* **What the task asks**:
Repeat each line exactly as it is written.
[Start Data excerpts]
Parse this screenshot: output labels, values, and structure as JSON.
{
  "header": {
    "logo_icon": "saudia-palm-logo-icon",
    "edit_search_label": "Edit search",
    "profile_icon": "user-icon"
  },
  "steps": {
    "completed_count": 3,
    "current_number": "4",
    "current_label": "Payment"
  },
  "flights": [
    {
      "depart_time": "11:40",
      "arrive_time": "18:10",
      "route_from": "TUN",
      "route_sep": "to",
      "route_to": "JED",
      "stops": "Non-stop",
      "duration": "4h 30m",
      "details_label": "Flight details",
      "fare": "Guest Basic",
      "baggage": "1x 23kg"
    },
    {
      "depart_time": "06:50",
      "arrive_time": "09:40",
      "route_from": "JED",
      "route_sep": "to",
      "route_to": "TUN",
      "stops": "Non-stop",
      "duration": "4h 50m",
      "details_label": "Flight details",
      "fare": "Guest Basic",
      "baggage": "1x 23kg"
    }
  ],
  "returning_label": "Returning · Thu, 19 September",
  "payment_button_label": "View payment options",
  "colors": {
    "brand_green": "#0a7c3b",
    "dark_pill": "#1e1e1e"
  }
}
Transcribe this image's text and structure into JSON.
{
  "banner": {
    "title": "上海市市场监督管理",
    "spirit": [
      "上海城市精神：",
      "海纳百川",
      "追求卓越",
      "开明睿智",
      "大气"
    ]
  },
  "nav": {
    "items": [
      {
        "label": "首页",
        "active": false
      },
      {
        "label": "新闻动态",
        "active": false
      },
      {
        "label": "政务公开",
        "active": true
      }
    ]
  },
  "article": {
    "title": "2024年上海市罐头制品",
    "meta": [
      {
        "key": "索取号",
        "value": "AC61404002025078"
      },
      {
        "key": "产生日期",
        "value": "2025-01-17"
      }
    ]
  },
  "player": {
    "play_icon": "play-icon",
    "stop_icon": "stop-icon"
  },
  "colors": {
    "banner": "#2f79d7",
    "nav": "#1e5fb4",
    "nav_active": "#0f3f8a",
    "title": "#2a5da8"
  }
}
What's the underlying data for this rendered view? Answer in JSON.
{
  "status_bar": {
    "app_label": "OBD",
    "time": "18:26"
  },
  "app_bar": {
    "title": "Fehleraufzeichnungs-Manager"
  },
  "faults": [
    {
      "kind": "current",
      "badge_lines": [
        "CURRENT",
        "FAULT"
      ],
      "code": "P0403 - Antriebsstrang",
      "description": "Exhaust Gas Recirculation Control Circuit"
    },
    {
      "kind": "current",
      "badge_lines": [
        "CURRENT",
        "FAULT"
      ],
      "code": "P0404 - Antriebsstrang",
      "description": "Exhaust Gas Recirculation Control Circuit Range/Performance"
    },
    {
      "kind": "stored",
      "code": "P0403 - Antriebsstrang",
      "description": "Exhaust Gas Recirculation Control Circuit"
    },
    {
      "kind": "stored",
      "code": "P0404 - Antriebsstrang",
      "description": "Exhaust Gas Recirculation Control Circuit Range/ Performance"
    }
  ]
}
[End Data excerpts]
* **Output**:
Parse this screenshot: output labels, values, and structure as JSON.
{
  "header": {
    "logo_icon": "saudia-palm-logo-icon",
    "edit_search_label": "Edit search",
    "profile_icon": "user-icon"
  },
  "steps": {
    "completed_count": 3,
    "current_number": "4",
    "current_label": "Payment"
  },
  "flights": [
    {
      "depart_time": "11:40",
      "arrive_time": "18:10",
      "route_from": "TUN",
      "route_sep": "to",
      "route_to": "JED",
      "stops": "Non-stop",
      "duration": "4h 30m",
      "details_label": "Flight details",
      "fare": "Guest Basic",
      "baggage": "1x 23kg"
    },
    {
      "depart_time": "06:50",
      "arrive_time": "09:40",
      "route_from": "JED",
      "route_sep": "to",
      "route_to": "TUN",
      "stops": "Non-stop",
      "duration": "4h 50m",
      "details_label": "Flight details",
      "fare": "Guest Basic",
      "baggage": "1x 23kg"
    }
  ],
  "returning_label": "Returning · Thu, 19 September",
  "payment_button_label": "View payment options",
  "colors": {
    "brand_green": "#0a7c3b",
    "dark_pill": "#1e1e1e"
  }
}
Transcribe this image's text and structure into JSON.
{
  "banner": {
    "title": "上海市市场监督管理",
    "spirit": [
      "上海城市精神：",
      "海纳百川",
      "追求卓越",
      "开明睿智",
      "大气"
    ]
  },
  "nav": {
    "items": [
      {
        "label": "首页",
        "active": false
      },
      {
        "label": "新闻动态",
        "active": false
      },
      {
        "label": "政务公开",
        "active": true
      }
    ]
  },
  "article": {
    "title": "2024年上海市罐头制品",
    "meta": [
      {
        "key": "索取号",
        "value": "AC61404002025078"
      },
      {
        "key": "产生日期",
        "value": "2025-01-17"
      }
    ]
  },
  "player": {
    "play_icon": "play-icon",
    "stop_icon": "stop-icon"
  },
  "colors": {
    "banner": "#2f79d7",
    "nav": "#1e5fb4",
    "nav_active": "#0f3f8a",
    "title": "#2a5da8"
  }
}
What's the underlying data for this rendered view? Answer in JSON.
{
  "status_bar": {
    "app_label": "OBD",
    "time": "18:26"
  },
  "app_bar": {
    "title": "Fehleraufzeichnungs-Manager"
  },
  "faults": [
    {
      "kind": "current",
      "badge_lines": [
        "CURRENT",
        "FAULT"
      ],
      "code": "P0403 - Antriebsstrang",
      "description": "Exhaust Gas Recirculation Control Circuit"
    },
    {
      "kind": "current",
      "badge_lines": [
        "CURRENT",
        "FAULT"
      ],
      "code": "P0404 - Antriebsstrang",
      "description": "Exhaust Gas Recirculation Control Circuit Range/Performance"
    },
    {
      "kind": "stored",
      "code": "P0403 - Antriebsstrang",
      "description": "Exhaust Gas Recirculation Control Circuit"
    },
    {
      "kind": "stored",
      "code": "P0404 - Antriebsstrang",
      "description": "Exhaust Gas Recirculation Control Circuit Range/ Performance"
    }
  ]
}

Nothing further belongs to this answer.